┌──
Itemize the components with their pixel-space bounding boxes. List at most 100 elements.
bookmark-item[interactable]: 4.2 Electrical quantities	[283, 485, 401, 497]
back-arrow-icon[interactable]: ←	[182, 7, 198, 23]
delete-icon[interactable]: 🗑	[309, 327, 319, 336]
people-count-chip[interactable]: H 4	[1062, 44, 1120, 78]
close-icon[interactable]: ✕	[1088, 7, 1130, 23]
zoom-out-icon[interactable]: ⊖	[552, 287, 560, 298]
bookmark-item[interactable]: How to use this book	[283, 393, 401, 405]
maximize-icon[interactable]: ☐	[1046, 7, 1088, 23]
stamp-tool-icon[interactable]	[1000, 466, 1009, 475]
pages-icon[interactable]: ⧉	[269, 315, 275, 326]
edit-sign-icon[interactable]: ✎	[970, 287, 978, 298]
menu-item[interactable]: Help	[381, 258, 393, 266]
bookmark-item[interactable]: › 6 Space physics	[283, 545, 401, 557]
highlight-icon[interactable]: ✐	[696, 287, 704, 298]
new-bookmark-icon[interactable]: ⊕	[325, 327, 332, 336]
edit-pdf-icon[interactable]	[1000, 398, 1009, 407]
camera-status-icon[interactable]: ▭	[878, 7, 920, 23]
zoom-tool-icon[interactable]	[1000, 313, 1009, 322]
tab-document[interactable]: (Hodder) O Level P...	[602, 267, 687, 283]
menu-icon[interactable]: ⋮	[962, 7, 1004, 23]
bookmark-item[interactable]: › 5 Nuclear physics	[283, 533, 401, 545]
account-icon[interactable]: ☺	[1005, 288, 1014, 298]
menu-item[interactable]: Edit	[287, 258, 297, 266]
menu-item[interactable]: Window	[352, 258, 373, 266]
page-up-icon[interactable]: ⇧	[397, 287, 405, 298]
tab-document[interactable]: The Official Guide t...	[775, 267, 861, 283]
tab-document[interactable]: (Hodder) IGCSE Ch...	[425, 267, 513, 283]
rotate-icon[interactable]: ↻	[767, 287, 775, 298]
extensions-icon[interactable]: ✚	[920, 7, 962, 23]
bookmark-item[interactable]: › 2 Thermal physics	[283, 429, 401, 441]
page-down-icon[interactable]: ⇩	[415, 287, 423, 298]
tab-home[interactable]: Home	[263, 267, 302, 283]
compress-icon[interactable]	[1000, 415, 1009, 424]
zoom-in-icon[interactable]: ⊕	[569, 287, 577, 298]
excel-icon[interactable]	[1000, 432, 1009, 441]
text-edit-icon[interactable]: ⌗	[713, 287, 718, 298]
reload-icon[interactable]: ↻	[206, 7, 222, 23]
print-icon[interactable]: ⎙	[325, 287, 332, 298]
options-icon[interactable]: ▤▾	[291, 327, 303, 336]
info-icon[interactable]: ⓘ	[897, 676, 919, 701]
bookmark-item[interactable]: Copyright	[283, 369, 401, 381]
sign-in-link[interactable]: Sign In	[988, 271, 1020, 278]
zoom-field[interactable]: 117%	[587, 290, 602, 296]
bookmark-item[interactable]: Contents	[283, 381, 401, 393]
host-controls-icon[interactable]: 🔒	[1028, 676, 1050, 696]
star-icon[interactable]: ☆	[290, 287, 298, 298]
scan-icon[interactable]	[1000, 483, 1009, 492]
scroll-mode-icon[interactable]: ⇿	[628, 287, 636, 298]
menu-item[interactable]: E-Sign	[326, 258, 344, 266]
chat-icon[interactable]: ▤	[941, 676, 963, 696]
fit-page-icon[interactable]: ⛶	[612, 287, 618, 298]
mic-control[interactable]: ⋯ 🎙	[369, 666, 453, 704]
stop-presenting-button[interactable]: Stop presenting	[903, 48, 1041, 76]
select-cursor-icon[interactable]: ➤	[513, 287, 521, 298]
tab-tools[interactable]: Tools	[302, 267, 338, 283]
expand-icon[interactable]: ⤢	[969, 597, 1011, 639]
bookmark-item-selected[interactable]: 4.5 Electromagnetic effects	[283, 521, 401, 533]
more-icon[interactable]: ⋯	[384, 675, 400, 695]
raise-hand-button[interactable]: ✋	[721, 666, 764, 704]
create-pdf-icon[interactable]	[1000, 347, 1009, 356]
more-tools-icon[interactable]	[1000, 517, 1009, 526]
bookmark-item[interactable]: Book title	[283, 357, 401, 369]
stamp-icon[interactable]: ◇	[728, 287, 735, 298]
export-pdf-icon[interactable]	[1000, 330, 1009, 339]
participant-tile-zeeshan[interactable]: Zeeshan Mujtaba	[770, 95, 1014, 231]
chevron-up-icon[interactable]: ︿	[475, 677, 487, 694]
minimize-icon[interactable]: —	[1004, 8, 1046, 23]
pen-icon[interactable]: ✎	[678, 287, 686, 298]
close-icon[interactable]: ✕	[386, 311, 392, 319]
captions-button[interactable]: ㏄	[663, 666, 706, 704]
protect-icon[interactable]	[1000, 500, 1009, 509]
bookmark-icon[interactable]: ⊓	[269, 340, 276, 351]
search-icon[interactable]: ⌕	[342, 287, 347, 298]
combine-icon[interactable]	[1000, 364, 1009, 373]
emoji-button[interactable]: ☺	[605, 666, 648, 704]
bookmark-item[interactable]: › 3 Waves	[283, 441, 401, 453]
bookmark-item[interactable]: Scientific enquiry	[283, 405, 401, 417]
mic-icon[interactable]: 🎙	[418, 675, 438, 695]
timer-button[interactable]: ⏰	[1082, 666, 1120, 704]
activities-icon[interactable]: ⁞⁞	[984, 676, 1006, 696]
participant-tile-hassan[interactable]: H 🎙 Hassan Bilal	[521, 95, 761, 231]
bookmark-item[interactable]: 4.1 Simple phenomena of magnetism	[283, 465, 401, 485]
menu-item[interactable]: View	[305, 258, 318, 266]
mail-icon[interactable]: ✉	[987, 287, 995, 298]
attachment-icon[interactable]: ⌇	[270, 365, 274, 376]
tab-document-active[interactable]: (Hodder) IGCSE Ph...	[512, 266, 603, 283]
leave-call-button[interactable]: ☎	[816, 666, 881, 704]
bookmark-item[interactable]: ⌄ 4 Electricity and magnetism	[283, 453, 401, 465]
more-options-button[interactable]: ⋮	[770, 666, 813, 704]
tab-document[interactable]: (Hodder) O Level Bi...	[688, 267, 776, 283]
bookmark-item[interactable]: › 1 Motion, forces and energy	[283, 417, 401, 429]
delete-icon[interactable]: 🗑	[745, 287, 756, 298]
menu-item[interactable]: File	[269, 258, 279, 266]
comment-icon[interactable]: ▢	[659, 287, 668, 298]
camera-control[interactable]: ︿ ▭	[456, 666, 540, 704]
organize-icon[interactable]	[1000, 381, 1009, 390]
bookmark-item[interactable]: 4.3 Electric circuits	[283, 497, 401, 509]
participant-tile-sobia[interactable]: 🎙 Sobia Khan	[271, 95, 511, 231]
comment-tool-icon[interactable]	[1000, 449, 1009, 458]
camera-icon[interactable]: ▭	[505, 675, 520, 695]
└──
- [Problem to work on] Reproduce verbatim the portion of the material above that runs from its very first line down to the line containing "7, 920, 23]", including both of those lines.

- [Full response]
Itemize the components with their pixel-space bounding boxes. List at most 100 elements.
bookmark-item[interactable]: 4.2 Electrical quantities	[283, 485, 401, 497]
back-arrow-icon[interactable]: ←	[182, 7, 198, 23]
delete-icon[interactable]: 🗑	[309, 327, 319, 336]
people-count-chip[interactable]: H 4	[1062, 44, 1120, 78]
close-icon[interactable]: ✕	[1088, 7, 1130, 23]
zoom-out-icon[interactable]: ⊖	[552, 287, 560, 298]
bookmark-item[interactable]: How to use this book	[283, 393, 401, 405]
maximize-icon[interactable]: ☐	[1046, 7, 1088, 23]
stamp-tool-icon[interactable]	[1000, 466, 1009, 475]
pages-icon[interactable]: ⧉	[269, 315, 275, 326]
edit-sign-icon[interactable]: ✎	[970, 287, 978, 298]
menu-item[interactable]: Help	[381, 258, 393, 266]
bookmark-item[interactable]: › 6 Space physics	[283, 545, 401, 557]
highlight-icon[interactable]: ✐	[696, 287, 704, 298]
new-bookmark-icon[interactable]: ⊕	[325, 327, 332, 336]
edit-pdf-icon[interactable]	[1000, 398, 1009, 407]
camera-status-icon[interactable]: ▭	[878, 7, 920, 23]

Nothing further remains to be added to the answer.